◆ **Layout element entries**:
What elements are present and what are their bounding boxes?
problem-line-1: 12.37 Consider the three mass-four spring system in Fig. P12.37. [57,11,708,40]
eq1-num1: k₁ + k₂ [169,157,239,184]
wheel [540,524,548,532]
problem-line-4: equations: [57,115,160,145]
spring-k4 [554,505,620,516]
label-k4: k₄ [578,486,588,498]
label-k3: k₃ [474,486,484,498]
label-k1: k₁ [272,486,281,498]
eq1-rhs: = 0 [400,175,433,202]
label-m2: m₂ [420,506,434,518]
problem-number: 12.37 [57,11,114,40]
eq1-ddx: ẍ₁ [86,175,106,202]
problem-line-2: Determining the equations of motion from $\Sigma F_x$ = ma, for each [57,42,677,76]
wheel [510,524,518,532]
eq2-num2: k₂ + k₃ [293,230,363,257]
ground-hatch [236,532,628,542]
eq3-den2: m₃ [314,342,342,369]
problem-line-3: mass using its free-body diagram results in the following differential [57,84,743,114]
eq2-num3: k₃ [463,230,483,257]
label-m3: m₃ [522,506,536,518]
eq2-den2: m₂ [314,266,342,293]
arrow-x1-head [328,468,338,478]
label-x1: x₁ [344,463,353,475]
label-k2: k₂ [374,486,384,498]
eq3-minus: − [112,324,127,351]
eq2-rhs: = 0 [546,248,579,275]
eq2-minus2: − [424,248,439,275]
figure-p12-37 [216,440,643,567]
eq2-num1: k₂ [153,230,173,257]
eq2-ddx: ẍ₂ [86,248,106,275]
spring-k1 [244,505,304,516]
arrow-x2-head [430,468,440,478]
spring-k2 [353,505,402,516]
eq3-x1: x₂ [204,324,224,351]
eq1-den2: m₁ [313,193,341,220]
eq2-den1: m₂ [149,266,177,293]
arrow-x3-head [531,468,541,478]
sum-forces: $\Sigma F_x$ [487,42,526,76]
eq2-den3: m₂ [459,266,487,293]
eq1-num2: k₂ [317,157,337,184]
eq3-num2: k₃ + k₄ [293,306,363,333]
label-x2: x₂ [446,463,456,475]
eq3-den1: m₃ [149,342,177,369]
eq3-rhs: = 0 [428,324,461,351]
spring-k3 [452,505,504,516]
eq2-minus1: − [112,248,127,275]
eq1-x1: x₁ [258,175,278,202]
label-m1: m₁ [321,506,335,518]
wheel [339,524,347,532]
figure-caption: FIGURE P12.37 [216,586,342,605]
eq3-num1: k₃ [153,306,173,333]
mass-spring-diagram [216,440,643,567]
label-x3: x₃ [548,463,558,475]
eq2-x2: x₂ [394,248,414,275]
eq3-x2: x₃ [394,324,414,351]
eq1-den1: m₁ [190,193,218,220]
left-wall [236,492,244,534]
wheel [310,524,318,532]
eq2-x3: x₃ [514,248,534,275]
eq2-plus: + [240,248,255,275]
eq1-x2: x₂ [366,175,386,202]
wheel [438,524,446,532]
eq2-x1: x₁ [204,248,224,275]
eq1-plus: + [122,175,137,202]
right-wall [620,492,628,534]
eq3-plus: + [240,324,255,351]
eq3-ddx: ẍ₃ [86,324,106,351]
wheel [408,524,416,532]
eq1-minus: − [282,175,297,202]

◆ **Stated task**: Reproduce the listing above word for word, keeping every line and its order unchanged.

◆ **Task solution**:
What elements are present and what are their bounding boxes?
problem-line-1: 12.37 Consider the three mass-four spring system in Fig. P12.37. [57,11,708,40]
eq1-num1: k₁ + k₂ [169,157,239,184]
wheel [540,524,548,532]
problem-line-4: equations: [57,115,160,145]
spring-k4 [554,505,620,516]
label-k4: k₄ [578,486,588,498]
label-k3: k₃ [474,486,484,498]
label-k1: k₁ [272,486,281,498]
eq1-rhs: = 0 [400,175,433,202]
label-m2: m₂ [420,506,434,518]
problem-number: 12.37 [57,11,114,40]
eq1-ddx: ẍ₁ [86,175,106,202]
problem-line-2: Determining the equations of motion from $\Sigma F_x$ = ma, for each [57,42,677,76]
wheel [510,524,518,532]
eq2-num2: k₂ + k₃ [293,230,363,257]
ground-hatch [236,532,628,542]
eq3-den2: m₃ [314,342,342,369]
problem-line-3: mass using its free-body diagram results in the following differential [57,84,743,114]
eq2-num3: k₃ [463,230,483,257]
label-m3: m₃ [522,506,536,518]
eq2-den2: m₂ [314,266,342,293]
arrow-x1-head [328,468,338,478]
label-x1: x₁ [344,463,353,475]
label-k2: k₂ [374,486,384,498]
eq3-minus: − [112,324,127,351]
eq2-rhs: = 0 [546,248,579,275]
eq2-minus2: − [424,248,439,275]
figure-p12-37 [216,440,643,567]
eq2-num1: k₂ [153,230,173,257]
eq2-ddx: ẍ₂ [86,248,106,275]
spring-k1 [244,505,304,516]
arrow-x2-head [430,468,440,478]
spring-k2 [353,505,402,516]
eq3-x1: x₂ [204,324,224,351]
eq1-den2: m₁ [313,193,341,220]
eq2-den1: m₂ [149,266,177,293]
arrow-x3-head [531,468,541,478]
sum-forces: $\Sigma F_x$ [487,42,526,76]
eq2-den3: m₂ [459,266,487,293]
eq1-num2: k₂ [317,157,337,184]
eq3-num2: k₃ + k₄ [293,306,363,333]
label-x2: x₂ [446,463,456,475]
eq3-den1: m₃ [149,342,177,369]
eq3-rhs: = 0 [428,324,461,351]
spring-k3 [452,505,504,516]
eq2-minus1: − [112,248,127,275]
eq1-x1: x₁ [258,175,278,202]
label-m1: m₁ [321,506,335,518]
wheel [339,524,347,532]
figure-caption: FIGURE P12.37 [216,586,342,605]
eq3-num1: k₃ [153,306,173,333]
mass-spring-diagram [216,440,643,567]
label-x3: x₃ [548,463,558,475]
eq2-x2: x₂ [394,248,414,275]
eq3-x2: x₃ [394,324,414,351]
eq1-den1: m₁ [190,193,218,220]
left-wall [236,492,244,534]
wheel [310,524,318,532]
eq2-x3: x₃ [514,248,534,275]
eq2-plus: + [240,248,255,275]
eq1-x2: x₂ [366,175,386,202]
wheel [438,524,446,532]
eq2-x1: x₁ [204,248,224,275]
eq1-plus: + [122,175,137,202]
right-wall [620,492,628,534]
eq3-plus: + [240,324,255,351]
eq3-ddx: ẍ₃ [86,324,106,351]
wheel [408,524,416,532]
eq1-minus: − [282,175,297,202]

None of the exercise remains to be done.